#### [WHAT THIS TASK INVOLVES]
From the entries below, list each line with "программных".

(Saved data entries)
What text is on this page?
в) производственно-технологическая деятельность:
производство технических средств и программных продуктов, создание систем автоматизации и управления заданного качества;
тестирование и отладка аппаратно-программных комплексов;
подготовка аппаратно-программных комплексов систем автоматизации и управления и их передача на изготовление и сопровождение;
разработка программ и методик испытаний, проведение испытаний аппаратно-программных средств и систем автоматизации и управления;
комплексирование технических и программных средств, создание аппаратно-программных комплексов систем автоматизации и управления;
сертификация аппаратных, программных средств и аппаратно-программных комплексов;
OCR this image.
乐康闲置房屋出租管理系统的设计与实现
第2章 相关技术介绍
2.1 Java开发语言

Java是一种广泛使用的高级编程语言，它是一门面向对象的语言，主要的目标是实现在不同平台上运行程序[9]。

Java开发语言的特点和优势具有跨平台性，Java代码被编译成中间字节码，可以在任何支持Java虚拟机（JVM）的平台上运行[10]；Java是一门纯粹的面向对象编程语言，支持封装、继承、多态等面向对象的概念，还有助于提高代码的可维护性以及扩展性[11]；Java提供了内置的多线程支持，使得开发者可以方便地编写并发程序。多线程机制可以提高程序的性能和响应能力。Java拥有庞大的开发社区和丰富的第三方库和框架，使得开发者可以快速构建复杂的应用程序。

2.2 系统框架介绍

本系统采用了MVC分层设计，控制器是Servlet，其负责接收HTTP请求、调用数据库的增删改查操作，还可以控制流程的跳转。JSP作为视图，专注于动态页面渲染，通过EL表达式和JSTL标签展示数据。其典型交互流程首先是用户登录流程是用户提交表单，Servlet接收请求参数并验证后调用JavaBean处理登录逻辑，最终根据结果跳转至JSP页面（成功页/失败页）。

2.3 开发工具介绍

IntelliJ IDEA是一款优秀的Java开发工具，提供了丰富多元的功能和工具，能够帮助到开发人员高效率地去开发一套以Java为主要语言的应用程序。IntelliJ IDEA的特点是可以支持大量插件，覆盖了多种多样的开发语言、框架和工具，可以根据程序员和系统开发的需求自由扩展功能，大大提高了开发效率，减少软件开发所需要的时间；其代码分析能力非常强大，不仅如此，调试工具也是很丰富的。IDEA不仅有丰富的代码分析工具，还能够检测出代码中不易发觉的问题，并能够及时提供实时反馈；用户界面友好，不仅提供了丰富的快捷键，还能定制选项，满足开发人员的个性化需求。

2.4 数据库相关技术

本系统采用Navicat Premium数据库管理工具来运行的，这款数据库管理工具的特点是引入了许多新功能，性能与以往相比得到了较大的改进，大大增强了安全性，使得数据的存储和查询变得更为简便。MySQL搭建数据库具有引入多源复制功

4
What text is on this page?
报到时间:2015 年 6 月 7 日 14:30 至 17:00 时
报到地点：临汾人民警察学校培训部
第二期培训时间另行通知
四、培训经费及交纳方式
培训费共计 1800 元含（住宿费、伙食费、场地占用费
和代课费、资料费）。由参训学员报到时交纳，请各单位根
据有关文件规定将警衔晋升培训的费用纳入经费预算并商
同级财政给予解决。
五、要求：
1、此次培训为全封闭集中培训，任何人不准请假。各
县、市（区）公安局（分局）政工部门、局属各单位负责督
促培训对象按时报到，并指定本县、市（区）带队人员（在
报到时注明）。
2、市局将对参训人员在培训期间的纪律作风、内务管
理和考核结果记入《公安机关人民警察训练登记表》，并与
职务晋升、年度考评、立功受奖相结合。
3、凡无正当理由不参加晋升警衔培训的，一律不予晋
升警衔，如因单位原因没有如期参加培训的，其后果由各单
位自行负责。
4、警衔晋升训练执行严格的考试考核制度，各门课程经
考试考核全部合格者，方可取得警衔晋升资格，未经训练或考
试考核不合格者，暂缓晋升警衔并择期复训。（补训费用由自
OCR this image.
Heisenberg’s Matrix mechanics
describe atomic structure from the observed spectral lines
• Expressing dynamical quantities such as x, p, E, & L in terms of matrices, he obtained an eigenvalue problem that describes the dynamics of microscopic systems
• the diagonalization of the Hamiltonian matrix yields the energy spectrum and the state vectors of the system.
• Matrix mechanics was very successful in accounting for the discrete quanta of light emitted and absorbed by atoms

#### [SOLUTION]
производство технических средств и программных продуктов, создание систем автоматизации и управления заданного качества;
тестирование и отладка аппаратно-программных комплексов;
подготовка аппаратно-программных комплексов систем автоматизации и управления и их передача на изготовление и сопровождение;
разработка программ и методик испытаний, проведение испытаний аппаратно-программных средств и систем автоматизации и управления;
комплексирование технических и программных средств, создание аппаратно-программных комплексов систем автоматизации и управления;
сертификация аппаратных, программных средств и аппаратно-программных комплексов;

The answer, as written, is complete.